### What you have to do:
State how many lines in the records hold the word "JSON", giving the number and no other text.

-- BEGIN Source data --

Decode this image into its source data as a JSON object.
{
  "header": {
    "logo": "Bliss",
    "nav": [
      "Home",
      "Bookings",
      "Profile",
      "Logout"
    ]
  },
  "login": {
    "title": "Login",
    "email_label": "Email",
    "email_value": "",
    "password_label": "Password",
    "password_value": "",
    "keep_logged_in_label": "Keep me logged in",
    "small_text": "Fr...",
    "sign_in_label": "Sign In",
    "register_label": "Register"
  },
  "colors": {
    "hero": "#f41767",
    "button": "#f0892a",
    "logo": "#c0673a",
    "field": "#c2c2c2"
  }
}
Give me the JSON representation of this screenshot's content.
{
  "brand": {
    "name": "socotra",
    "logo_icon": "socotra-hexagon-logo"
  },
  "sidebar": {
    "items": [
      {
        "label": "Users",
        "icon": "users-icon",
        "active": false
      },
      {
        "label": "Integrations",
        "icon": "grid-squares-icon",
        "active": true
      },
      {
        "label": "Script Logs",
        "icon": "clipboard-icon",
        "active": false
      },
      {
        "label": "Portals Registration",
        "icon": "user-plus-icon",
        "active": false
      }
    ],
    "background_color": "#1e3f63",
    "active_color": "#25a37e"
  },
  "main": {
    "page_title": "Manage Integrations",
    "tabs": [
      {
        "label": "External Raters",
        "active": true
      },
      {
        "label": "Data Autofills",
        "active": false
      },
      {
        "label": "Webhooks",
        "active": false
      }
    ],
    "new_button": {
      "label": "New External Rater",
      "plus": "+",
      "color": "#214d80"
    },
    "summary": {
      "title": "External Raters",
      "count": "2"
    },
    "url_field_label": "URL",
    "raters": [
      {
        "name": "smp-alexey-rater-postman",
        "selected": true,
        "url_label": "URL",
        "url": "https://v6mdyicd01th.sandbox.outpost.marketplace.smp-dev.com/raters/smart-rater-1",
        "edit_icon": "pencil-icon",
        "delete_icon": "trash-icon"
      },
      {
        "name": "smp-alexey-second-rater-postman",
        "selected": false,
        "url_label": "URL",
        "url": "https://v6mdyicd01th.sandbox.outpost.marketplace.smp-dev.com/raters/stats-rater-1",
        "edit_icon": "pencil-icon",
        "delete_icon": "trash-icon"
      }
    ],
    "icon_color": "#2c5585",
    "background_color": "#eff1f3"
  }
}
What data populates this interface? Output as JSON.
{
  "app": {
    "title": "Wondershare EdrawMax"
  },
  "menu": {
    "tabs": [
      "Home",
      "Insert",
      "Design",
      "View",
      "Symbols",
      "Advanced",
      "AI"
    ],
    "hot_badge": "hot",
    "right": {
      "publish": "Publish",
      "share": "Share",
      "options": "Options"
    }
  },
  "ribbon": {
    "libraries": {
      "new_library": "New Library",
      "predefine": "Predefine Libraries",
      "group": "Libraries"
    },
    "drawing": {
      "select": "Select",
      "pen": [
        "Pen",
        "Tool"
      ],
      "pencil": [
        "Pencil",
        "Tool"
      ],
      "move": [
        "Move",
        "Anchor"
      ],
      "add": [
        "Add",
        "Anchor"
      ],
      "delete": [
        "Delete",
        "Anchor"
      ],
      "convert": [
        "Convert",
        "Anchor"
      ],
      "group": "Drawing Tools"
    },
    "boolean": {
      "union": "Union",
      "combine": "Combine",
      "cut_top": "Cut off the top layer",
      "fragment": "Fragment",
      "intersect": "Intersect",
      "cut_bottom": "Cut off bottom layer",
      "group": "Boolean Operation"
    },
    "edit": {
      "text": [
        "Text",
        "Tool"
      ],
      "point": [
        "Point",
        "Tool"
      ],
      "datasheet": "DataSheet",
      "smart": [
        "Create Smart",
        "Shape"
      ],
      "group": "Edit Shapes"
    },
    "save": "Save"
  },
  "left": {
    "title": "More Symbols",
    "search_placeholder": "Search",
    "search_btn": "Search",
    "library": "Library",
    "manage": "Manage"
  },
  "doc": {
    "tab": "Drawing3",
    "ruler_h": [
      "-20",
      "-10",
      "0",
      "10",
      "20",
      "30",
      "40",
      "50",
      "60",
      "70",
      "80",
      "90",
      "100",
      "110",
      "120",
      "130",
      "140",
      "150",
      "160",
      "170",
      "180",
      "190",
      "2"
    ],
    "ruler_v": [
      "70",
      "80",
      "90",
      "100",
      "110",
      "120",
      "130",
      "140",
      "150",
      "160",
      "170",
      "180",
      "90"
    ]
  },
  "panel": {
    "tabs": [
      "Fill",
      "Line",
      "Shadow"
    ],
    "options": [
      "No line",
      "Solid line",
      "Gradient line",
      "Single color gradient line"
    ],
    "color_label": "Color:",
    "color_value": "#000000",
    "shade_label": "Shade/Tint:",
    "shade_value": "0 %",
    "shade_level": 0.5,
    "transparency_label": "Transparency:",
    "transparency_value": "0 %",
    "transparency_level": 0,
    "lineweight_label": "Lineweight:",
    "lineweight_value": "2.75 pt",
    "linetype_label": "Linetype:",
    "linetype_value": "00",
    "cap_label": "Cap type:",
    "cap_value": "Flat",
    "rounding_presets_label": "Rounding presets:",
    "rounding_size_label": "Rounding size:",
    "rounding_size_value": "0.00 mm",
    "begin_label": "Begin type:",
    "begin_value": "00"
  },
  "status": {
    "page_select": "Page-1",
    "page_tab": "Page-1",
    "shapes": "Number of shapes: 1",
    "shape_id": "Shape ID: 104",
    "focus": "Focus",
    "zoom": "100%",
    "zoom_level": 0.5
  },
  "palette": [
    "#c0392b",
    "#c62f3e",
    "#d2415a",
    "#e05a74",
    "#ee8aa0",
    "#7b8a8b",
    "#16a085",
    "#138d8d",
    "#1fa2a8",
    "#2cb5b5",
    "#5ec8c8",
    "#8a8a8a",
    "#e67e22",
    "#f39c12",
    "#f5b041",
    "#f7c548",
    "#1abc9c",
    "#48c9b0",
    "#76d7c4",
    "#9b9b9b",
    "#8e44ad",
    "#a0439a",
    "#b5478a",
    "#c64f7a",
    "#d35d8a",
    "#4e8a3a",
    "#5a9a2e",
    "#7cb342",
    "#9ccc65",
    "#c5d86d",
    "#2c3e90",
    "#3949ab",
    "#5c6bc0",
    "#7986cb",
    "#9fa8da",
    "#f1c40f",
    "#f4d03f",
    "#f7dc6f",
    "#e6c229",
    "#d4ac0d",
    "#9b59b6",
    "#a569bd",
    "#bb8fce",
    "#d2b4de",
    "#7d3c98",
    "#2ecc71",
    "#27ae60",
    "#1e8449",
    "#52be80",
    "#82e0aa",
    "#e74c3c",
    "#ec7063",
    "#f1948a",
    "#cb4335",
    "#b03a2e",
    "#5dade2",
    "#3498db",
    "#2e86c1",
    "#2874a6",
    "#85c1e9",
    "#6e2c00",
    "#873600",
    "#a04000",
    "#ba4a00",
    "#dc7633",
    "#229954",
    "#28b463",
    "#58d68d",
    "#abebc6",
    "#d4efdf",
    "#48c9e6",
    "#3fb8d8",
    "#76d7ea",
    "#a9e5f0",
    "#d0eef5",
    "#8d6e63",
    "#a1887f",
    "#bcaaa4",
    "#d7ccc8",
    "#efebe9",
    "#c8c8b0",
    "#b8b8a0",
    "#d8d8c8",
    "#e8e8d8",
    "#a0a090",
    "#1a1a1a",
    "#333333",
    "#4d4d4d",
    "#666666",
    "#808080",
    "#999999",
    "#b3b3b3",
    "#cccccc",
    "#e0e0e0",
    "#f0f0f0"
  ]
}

-- END Source data --

### Result for this task:
3